→ Given problem:
Please revise the data from the line that contains "map-label: ASIA bbox=[402, 139, 424, 148]" through the line that contains "map-label: NORTH AMERICA", changing "credit-text" to "credit-note" and keeping everything else as it is. Return only those lines.

━━━

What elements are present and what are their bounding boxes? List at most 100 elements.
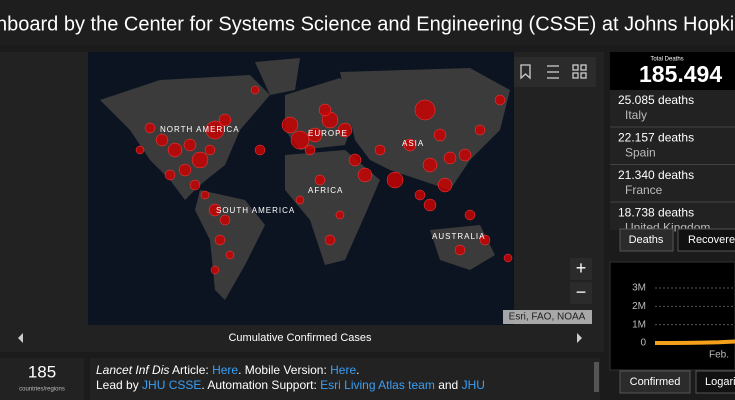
map-label: ASIA bbox=[402, 139, 424, 148]
case-dot bbox=[314, 174, 326, 186]
case-dot bbox=[335, 210, 345, 220]
case-dot bbox=[214, 234, 226, 246]
case-dot bbox=[403, 138, 417, 152]
credit-text: . bbox=[356, 363, 359, 377]
prev-arrow[interactable] bbox=[18, 333, 23, 343]
case-dot bbox=[191, 151, 209, 169]
credit-link[interactable]: Here bbox=[330, 363, 356, 377]
case-dot bbox=[218, 113, 232, 127]
case-dot bbox=[304, 144, 316, 156]
case-dot bbox=[205, 120, 225, 140]
case-dot bbox=[164, 169, 176, 181]
case-dot bbox=[386, 171, 404, 189]
map-label: SOUTH AMERICA bbox=[216, 206, 295, 215]
case-dot bbox=[290, 130, 310, 150]
credit-link[interactable]: JHU bbox=[462, 378, 485, 392]
credits-line: Lancet Inf Dis Article: Here. Mobile Ver… bbox=[96, 363, 359, 377]
zoom-out[interactable]: − bbox=[576, 282, 587, 302]
countries-label: countries/regions bbox=[19, 387, 65, 393]
attribution: Esri, FAO, NOAA bbox=[509, 312, 586, 323]
credit-link[interactable]: JHU CSSE bbox=[142, 378, 201, 392]
case-dots bbox=[135, 85, 513, 275]
qr-icon[interactable] bbox=[572, 64, 587, 79]
next-arrow[interactable] bbox=[577, 333, 582, 343]
death-count: 25.085 deaths bbox=[618, 93, 694, 107]
credits-line: Lead by JHU CSSE. Automation Support: Es… bbox=[96, 378, 485, 392]
tab[interactable]: Recovered bbox=[688, 234, 735, 246]
y-tick-label: 3M bbox=[632, 283, 646, 294]
case-dot bbox=[183, 138, 197, 152]
case-dot bbox=[204, 144, 216, 156]
case-dot bbox=[167, 142, 183, 158]
case-dot bbox=[348, 153, 362, 167]
credit-text: . Mobile Version: bbox=[238, 363, 330, 377]
credit-text: . Automation Support: bbox=[201, 378, 320, 392]
case-dot bbox=[474, 124, 486, 136]
case-dot bbox=[464, 209, 476, 221]
zoom-out-button[interactable] bbox=[570, 282, 592, 304]
map-label: NORTH AMERICA bbox=[160, 125, 240, 134]
case-dot bbox=[318, 103, 332, 117]
case-dot bbox=[219, 214, 231, 226]
bookmark-icon[interactable] bbox=[520, 64, 531, 80]
x-tick-label: Feb. bbox=[709, 350, 729, 361]
case-dot bbox=[454, 244, 466, 256]
case-dot bbox=[254, 144, 266, 156]
case-dot bbox=[178, 163, 192, 177]
credit-text: Lancet Inf Dis bbox=[96, 363, 169, 377]
case-dot bbox=[423, 198, 437, 212]
death-country: Spain bbox=[625, 146, 656, 160]
tab-active[interactable] bbox=[619, 370, 691, 394]
deaths-header bbox=[610, 52, 735, 90]
case-dot bbox=[155, 133, 169, 147]
case-dot bbox=[374, 144, 386, 156]
death-count: 18.738 deaths bbox=[618, 206, 694, 220]
case-dot bbox=[225, 250, 235, 260]
credit-link[interactable]: Esri Living Atlas team bbox=[320, 378, 435, 392]
zoom-in-button[interactable] bbox=[570, 258, 592, 280]
case-dot bbox=[208, 203, 222, 217]
header-bar bbox=[0, 0, 735, 45]
caption-bar bbox=[0, 326, 604, 350]
header-title: nboard by the Center for Systems Science… bbox=[0, 13, 735, 35]
y-tick-label: 0 bbox=[640, 338, 646, 349]
case-dot bbox=[433, 128, 447, 142]
scrollbar[interactable] bbox=[594, 362, 599, 392]
tab-active[interactable] bbox=[619, 228, 674, 252]
case-dot bbox=[479, 234, 491, 246]
map-label: AFRICA bbox=[308, 186, 343, 195]
credit-text: Lead by bbox=[96, 378, 142, 392]
death-count: 22.157 deaths bbox=[618, 131, 694, 145]
case-dot bbox=[307, 127, 323, 143]
case-dot bbox=[443, 151, 457, 165]
case-dot bbox=[281, 116, 299, 134]
tab[interactable] bbox=[695, 370, 735, 394]
case-dot bbox=[422, 157, 438, 173]
case-dot bbox=[494, 94, 506, 106]
credit-text: and bbox=[435, 378, 462, 392]
map-labels: NORTH AMERICA EUROPE ASIA AFRICA SOUTH A… bbox=[160, 125, 484, 241]
tab[interactable] bbox=[677, 228, 735, 252]
tab[interactable]: Deaths bbox=[629, 234, 664, 246]
case-dot bbox=[135, 145, 145, 155]
tab[interactable]: Logari bbox=[705, 376, 735, 388]
chart-panel bbox=[609, 261, 735, 371]
map-label: EUROPE bbox=[308, 129, 348, 138]
case-dot bbox=[210, 265, 220, 275]
deaths-total: 185.494 bbox=[639, 61, 722, 87]
case-dot bbox=[414, 99, 436, 121]
y-tick-label: 1M bbox=[632, 319, 646, 330]
zoom-in[interactable]: + bbox=[576, 258, 587, 278]
tab[interactable]: Confirmed bbox=[630, 376, 681, 388]
countries-count: 185 bbox=[28, 362, 56, 381]
list-icon[interactable] bbox=[547, 65, 559, 79]
case-dot bbox=[414, 189, 426, 201]
credit-link[interactable]: Here bbox=[212, 363, 238, 377]
credits-box bbox=[90, 358, 600, 400]
case-dot bbox=[295, 195, 305, 205]
case-dot bbox=[503, 253, 513, 263]
case-dot bbox=[458, 148, 472, 162]
case-dot bbox=[337, 122, 353, 138]
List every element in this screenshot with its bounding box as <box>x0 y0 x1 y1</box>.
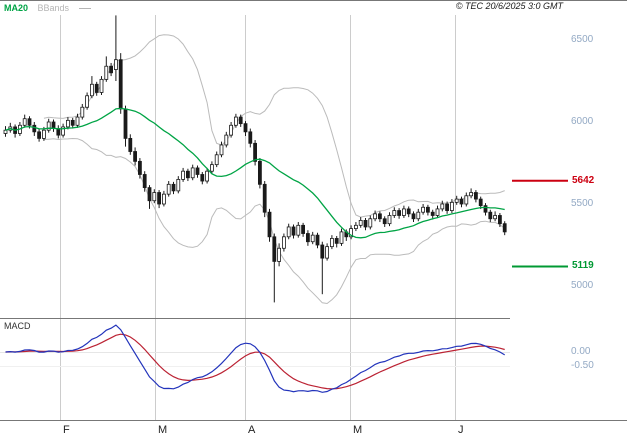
month-tick-feb: F <box>63 424 70 436</box>
price-tick-6000: 6000 <box>571 116 594 127</box>
month-tick-jun: J <box>458 424 464 436</box>
ma20-label: MA20 <box>4 3 29 13</box>
month-tick-mar: M <box>158 424 168 436</box>
copyright-text: © TEC 20/6/2025 3:0 GMT <box>455 1 563 11</box>
price-tick-6500: 6500 <box>571 34 594 45</box>
macd-panel-label: MACD <box>4 321 31 331</box>
resistance-level-label: 5642 <box>572 175 595 186</box>
macd-tick-neg050: -0.50 <box>571 360 594 371</box>
bbands-line-sample-icon <box>78 8 91 10</box>
price-tick-5000: 5000 <box>571 280 594 291</box>
indicator-legend: MA20 BBands <box>4 2 91 14</box>
price-tick-5500: 5500 <box>571 198 594 209</box>
support-level-label: 5119 <box>572 260 594 271</box>
month-tick-may: M <box>353 424 363 436</box>
macd-tick-zero: 0.00 <box>571 346 591 357</box>
month-tick-apr: A <box>248 424 256 436</box>
bbands-label: BBands <box>37 3 70 13</box>
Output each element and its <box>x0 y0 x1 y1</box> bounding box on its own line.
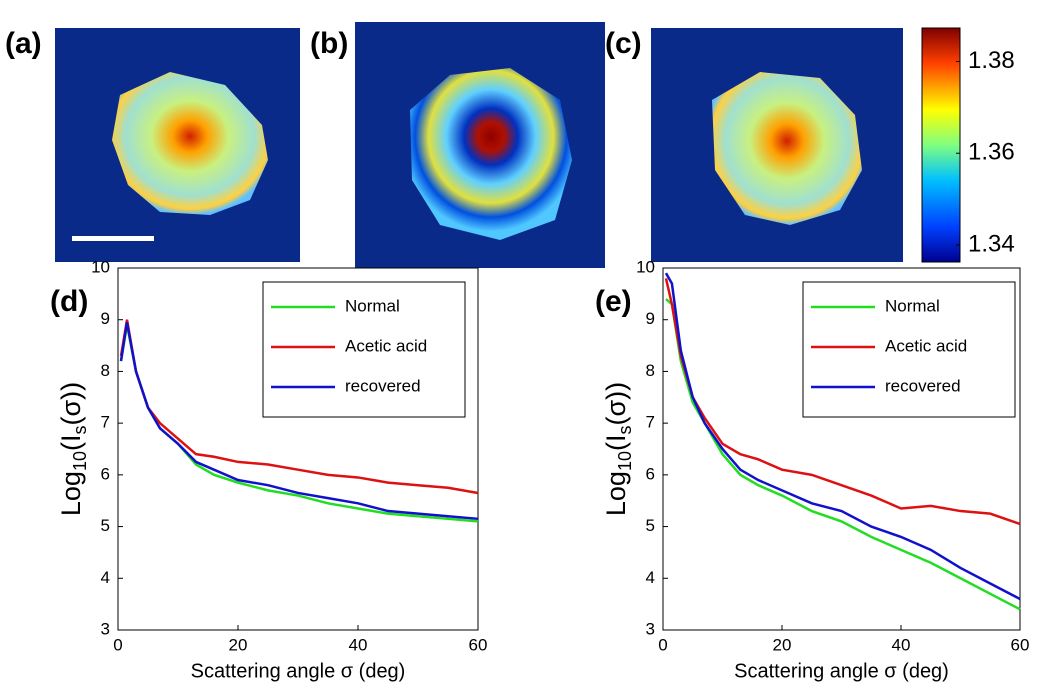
panel-label: (e) <box>595 285 632 318</box>
panel-label: (a) <box>5 27 42 60</box>
colorbar-tick-label: 1.34 <box>968 230 1015 257</box>
x-tick-label: 40 <box>892 635 911 654</box>
x-tick-label: 40 <box>349 635 368 654</box>
data-line <box>119 322 479 521</box>
y-axis-label-part: s <box>615 426 635 435</box>
y-tick-label: 9 <box>646 309 655 328</box>
y-axis-label: Log10(Is(σ)) <box>601 382 635 516</box>
x-tick-label: 60 <box>469 635 488 654</box>
x-tick-label: 60 <box>1011 635 1030 654</box>
y-tick-label: 4 <box>646 568 655 587</box>
y-tick-label: 5 <box>101 516 110 535</box>
legend-label: Acetic acid <box>345 336 427 355</box>
y-axis-label-part: (I <box>601 435 631 452</box>
colorbar <box>921 27 961 263</box>
y-tick-label: 7 <box>646 413 655 432</box>
data-line <box>665 298 1021 611</box>
legend-label: recovered <box>885 376 961 395</box>
x-axis-label: Scattering angle σ (deg) <box>734 660 949 682</box>
y-tick-label: 5 <box>646 516 655 535</box>
y-axis-label-part: 10 <box>70 451 90 471</box>
y-tick-label: 3 <box>646 619 655 638</box>
y-axis-label-part: (σ)) <box>56 382 86 426</box>
y-axis-label: Log10(Is(σ)) <box>56 382 90 516</box>
x-tick-label: 0 <box>113 635 122 654</box>
y-tick-label: 10 <box>636 257 655 276</box>
y-axis-label-part: Log <box>56 471 86 516</box>
y-axis-label-part: 10 <box>615 451 635 471</box>
y-axis-label-part: (I <box>56 435 86 452</box>
y-tick-label: 6 <box>646 464 655 483</box>
x-axis-label: Scattering angle σ (deg) <box>191 660 406 682</box>
panel-label: (c) <box>605 27 642 60</box>
image-panel <box>651 28 903 262</box>
x-tick-label: 20 <box>229 635 248 654</box>
image-panel <box>355 22 605 268</box>
y-axis-label-part: s <box>70 426 90 435</box>
y-tick-label: 7 <box>101 413 110 432</box>
y-tick-label: 4 <box>101 568 110 587</box>
legend-label: recovered <box>345 376 421 395</box>
colorbar-tick-label: 1.36 <box>968 139 1015 166</box>
y-axis-label-part: (σ)) <box>601 382 631 426</box>
x-tick-label: 0 <box>658 635 667 654</box>
y-tick-label: 3 <box>101 619 110 638</box>
y-axis-label-part: Log <box>601 471 631 516</box>
y-tick-label: 9 <box>101 309 110 328</box>
data-line <box>664 272 1021 601</box>
image-panel <box>55 28 300 262</box>
y-tick-label: 6 <box>101 464 110 483</box>
colorbar-tick-label: 1.38 <box>968 47 1015 74</box>
x-tick-label: 20 <box>773 635 792 654</box>
y-tick-label: 8 <box>101 361 110 380</box>
legend-label: Normal <box>885 296 940 315</box>
legend-label: Normal <box>345 296 400 315</box>
legend <box>802 281 1016 418</box>
panel-label: (b) <box>310 27 348 60</box>
legend-label: Acetic acid <box>885 336 967 355</box>
legend <box>262 281 466 418</box>
panel-label: (d) <box>50 285 88 318</box>
y-tick-label: 10 <box>91 257 110 276</box>
y-tick-label: 8 <box>646 361 655 380</box>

━━━

→ Reply:
map-label: ASIA bbox=[402, 139, 424, 148]
case-dot bbox=[314, 174, 326, 186]
case-dot bbox=[335, 210, 345, 220]
case-dot bbox=[214, 234, 226, 246]
case-dot bbox=[403, 138, 417, 152]
credit-note: . bbox=[356, 363, 359, 377]
prev-arrow[interactable] bbox=[18, 333, 23, 343]
case-dot bbox=[191, 151, 209, 169]
credit-link[interactable]: Here bbox=[330, 363, 356, 377]
case-dot bbox=[218, 113, 232, 127]
case-dot bbox=[304, 144, 316, 156]
case-dot bbox=[205, 120, 225, 140]
case-dot bbox=[164, 169, 176, 181]
case-dot bbox=[386, 171, 404, 189]
map-label: SOUTH AMERICA bbox=[216, 206, 295, 215]
case-dot bbox=[290, 130, 310, 150]
credit-link[interactable]: JHU bbox=[462, 378, 485, 392]
credits-line: Lancet Inf Dis Article: Here. Mobile Ver… bbox=[96, 363, 359, 377]
zoom-out[interactable]: − bbox=[576, 282, 587, 302]
countries-label: countries/regions bbox=[19, 387, 65, 393]
attribution: Esri, FAO, NOAA bbox=[509, 312, 586, 323]
credit-link[interactable]: JHU CSSE bbox=[142, 378, 201, 392]
case-dots bbox=[135, 85, 513, 275]
qr-icon[interactable] bbox=[572, 64, 587, 79]
next-arrow[interactable] bbox=[577, 333, 582, 343]
death-count: 25.085 deaths bbox=[618, 93, 694, 107]
credits-line: Lead by JHU CSSE. Automation Support: Es… bbox=[96, 378, 485, 392]
tab[interactable]: Recovered bbox=[688, 234, 735, 246]
y-tick-label: 3M bbox=[632, 283, 646, 294]
case-dot bbox=[183, 138, 197, 152]
case-dot bbox=[204, 144, 216, 156]
case-dot bbox=[167, 142, 183, 158]
case-dot bbox=[348, 153, 362, 167]
credit-note: . Mobile Version: bbox=[238, 363, 330, 377]
credit-note: . Automation Support: bbox=[201, 378, 320, 392]
case-dot bbox=[474, 124, 486, 136]
case-dot bbox=[464, 209, 476, 221]
zoom-out-button[interactable] bbox=[570, 282, 592, 304]
map-label: NORTH AMERICA bbox=[160, 125, 240, 134]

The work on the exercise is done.